What to do: Write the material out again exactly as it stands.

[Saved data entries]
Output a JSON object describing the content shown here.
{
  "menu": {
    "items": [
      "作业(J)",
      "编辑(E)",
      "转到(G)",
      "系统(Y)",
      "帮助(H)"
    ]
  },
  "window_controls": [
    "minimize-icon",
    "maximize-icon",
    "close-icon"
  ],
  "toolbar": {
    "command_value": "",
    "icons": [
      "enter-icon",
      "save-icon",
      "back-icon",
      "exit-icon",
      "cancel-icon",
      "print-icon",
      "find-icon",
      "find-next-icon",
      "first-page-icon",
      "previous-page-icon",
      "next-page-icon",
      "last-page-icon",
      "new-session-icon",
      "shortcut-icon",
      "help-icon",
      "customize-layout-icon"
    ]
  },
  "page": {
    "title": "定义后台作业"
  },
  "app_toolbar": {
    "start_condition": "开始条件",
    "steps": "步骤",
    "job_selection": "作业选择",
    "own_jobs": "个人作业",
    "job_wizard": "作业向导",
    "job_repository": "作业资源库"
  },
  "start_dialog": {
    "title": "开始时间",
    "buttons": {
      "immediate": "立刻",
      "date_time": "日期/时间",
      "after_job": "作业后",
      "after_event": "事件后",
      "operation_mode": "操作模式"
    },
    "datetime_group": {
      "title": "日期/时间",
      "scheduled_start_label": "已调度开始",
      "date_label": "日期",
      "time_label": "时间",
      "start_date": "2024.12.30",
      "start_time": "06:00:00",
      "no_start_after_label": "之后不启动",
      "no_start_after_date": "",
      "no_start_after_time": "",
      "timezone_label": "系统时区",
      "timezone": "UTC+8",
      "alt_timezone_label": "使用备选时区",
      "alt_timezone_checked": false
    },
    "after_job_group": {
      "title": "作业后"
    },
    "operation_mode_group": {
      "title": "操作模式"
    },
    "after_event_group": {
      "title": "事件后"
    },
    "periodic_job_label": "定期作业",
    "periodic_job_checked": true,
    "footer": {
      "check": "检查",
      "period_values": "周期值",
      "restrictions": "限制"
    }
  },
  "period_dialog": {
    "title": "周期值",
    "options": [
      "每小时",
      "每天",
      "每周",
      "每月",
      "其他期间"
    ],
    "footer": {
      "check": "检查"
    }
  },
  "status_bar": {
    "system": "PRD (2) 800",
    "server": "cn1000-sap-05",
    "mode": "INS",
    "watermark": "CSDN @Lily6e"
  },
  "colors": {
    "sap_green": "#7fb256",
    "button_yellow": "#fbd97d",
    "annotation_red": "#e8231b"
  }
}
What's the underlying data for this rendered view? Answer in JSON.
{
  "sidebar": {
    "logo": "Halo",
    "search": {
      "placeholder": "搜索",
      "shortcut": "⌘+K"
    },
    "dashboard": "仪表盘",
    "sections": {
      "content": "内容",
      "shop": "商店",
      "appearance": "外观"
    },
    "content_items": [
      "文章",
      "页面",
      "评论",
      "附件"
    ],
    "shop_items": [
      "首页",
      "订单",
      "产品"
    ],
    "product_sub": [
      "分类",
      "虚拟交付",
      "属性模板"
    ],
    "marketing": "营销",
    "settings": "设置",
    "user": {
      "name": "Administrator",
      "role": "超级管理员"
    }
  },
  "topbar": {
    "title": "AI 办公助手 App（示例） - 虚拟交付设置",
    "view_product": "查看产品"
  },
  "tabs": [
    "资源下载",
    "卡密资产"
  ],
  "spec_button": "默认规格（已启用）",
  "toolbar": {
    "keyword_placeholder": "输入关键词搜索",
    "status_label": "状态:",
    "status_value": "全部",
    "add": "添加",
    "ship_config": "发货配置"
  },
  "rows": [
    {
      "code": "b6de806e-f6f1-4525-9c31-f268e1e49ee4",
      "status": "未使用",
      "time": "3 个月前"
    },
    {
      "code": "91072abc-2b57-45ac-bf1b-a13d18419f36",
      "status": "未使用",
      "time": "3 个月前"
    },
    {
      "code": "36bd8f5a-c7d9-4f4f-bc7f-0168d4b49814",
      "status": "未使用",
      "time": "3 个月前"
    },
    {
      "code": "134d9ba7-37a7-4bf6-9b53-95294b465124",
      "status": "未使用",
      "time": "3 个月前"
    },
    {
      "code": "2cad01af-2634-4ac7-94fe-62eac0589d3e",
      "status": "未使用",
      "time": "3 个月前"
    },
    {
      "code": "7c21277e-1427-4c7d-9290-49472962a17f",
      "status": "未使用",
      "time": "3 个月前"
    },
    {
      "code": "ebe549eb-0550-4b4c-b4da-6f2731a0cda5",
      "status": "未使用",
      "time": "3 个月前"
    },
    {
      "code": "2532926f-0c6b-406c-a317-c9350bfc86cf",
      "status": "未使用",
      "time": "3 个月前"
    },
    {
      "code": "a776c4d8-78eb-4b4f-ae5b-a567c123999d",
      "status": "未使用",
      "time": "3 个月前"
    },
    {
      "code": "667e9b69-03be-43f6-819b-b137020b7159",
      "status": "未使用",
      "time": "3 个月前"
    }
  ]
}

Full solution:
Output a JSON object describing the content shown here.
{
  "menu": {
    "items": [
      "作业(J)",
      "编辑(E)",
      "转到(G)",
      "系统(Y)",
      "帮助(H)"
    ]
  },
  "window_controls": [
    "minimize-icon",
    "maximize-icon",
    "close-icon"
  ],
  "toolbar": {
    "command_value": "",
    "icons": [
      "enter-icon",
      "save-icon",
      "back-icon",
      "exit-icon",
      "cancel-icon",
      "print-icon",
      "find-icon",
      "find-next-icon",
      "first-page-icon",
      "previous-page-icon",
      "next-page-icon",
      "last-page-icon",
      "new-session-icon",
      "shortcut-icon",
      "help-icon",
      "customize-layout-icon"
    ]
  },
  "page": {
    "title": "定义后台作业"
  },
  "app_toolbar": {
    "start_condition": "开始条件",
    "steps": "步骤",
    "job_selection": "作业选择",
    "own_jobs": "个人作业",
    "job_wizard": "作业向导",
    "job_repository": "作业资源库"
  },
  "start_dialog": {
    "title": "开始时间",
    "buttons": {
      "immediate": "立刻",
      "date_time": "日期/时间",
      "after_job": "作业后",
      "after_event": "事件后",
      "operation_mode": "操作模式"
    },
    "datetime_group": {
      "title": "日期/时间",
      "scheduled_start_label": "已调度开始",
      "date_label": "日期",
      "time_label": "时间",
      "start_date": "2024.12.30",
      "start_time": "06:00:00",
      "no_start_after_label": "之后不启动",
      "no_start_after_date": "",
      "no_start_after_time": "",
      "timezone_label": "系统时区",
      "timezone": "UTC+8",
      "alt_timezone_label": "使用备选时区",
      "alt_timezone_checked": false
    },
    "after_job_group": {
      "title": "作业后"
    },
    "operation_mode_group": {
      "title": "操作模式"
    },
    "after_event_group": {
      "title": "事件后"
    },
    "periodic_job_label": "定期作业",
    "periodic_job_checked": true,
    "footer": {
      "check": "检查",
      "period_values": "周期值",
      "restrictions": "限制"
    }
  },
  "period_dialog": {
    "title": "周期值",
    "options": [
      "每小时",
      "每天",
      "每周",
      "每月",
      "其他期间"
    ],
    "footer": {
      "check": "检查"
    }
  },
  "status_bar": {
    "system": "PRD (2) 800",
    "server": "cn1000-sap-05",
    "mode": "INS",
    "watermark": "CSDN @Lily6e"
  },
  "colors": {
    "sap_green": "#7fb256",
    "button_yellow": "#fbd97d",
    "annotation_red": "#e8231b"
  }
}
What's the underlying data for this rendered view? Answer in JSON.
{
  "sidebar": {
    "logo": "Halo",
    "search": {
      "placeholder": "搜索",
      "shortcut": "⌘+K"
    },
    "dashboard": "仪表盘",
    "sections": {
      "content": "内容",
      "shop": "商店",
      "appearance": "外观"
    },
    "content_items": [
      "文章",
      "页面",
      "评论",
      "附件"
    ],
    "shop_items": [
      "首页",
      "订单",
      "产品"
    ],
    "product_sub": [
      "分类",
      "虚拟交付",
      "属性模板"
    ],
    "marketing": "营销",
    "settings": "设置",
    "user": {
      "name": "Administrator",
      "role": "超级管理员"
    }
  },
  "topbar": {
    "title": "AI 办公助手 App（示例） - 虚拟交付设置",
    "view_product": "查看产品"
  },
  "tabs": [
    "资源下载",
    "卡密资产"
  ],
  "spec_button": "默认规格（已启用）",
  "toolbar": {
    "keyword_placeholder": "输入关键词搜索",
    "status_label": "状态:",
    "status_value": "全部",
    "add": "添加",
    "ship_config": "发货配置"
  },
  "rows": [
    {
      "code": "b6de806e-f6f1-4525-9c31-f268e1e49ee4",
      "status": "未使用",
      "time": "3 个月前"
    },
    {
      "code": "91072abc-2b57-45ac-bf1b-a13d18419f36",
      "status": "未使用",
      "time": "3 个月前"
    },
    {
      "code": "36bd8f5a-c7d9-4f4f-bc7f-0168d4b49814",
      "status": "未使用",
      "time": "3 个月前"
    },
    {
      "code": "134d9ba7-37a7-4bf6-9b53-95294b465124",
      "status": "未使用",
      "time": "3 个月前"
    },
    {
      "code": "2cad01af-2634-4ac7-94fe-62eac0589d3e",
      "status": "未使用",
      "time": "3 个月前"
    },
    {
      "code": "7c21277e-1427-4c7d-9290-49472962a17f",
      "status": "未使用",
      "time": "3 个月前"
    },
    {
      "code": "ebe549eb-0550-4b4c-b4da-6f2731a0cda5",
      "status": "未使用",
      "time": "3 个月前"
    },
    {
      "code": "2532926f-0c6b-406c-a317-c9350bfc86cf",
      "status": "未使用",
      "time": "3 个月前"
    },
    {
      "code": "a776c4d8-78eb-4b4f-ae5b-a567c123999d",
      "status": "未使用",
      "time": "3 个月前"
    },
    {
      "code": "667e9b69-03be-43f6-819b-b137020b7159",
      "status": "未使用",
      "time": "3 个月前"
    }
  ]
}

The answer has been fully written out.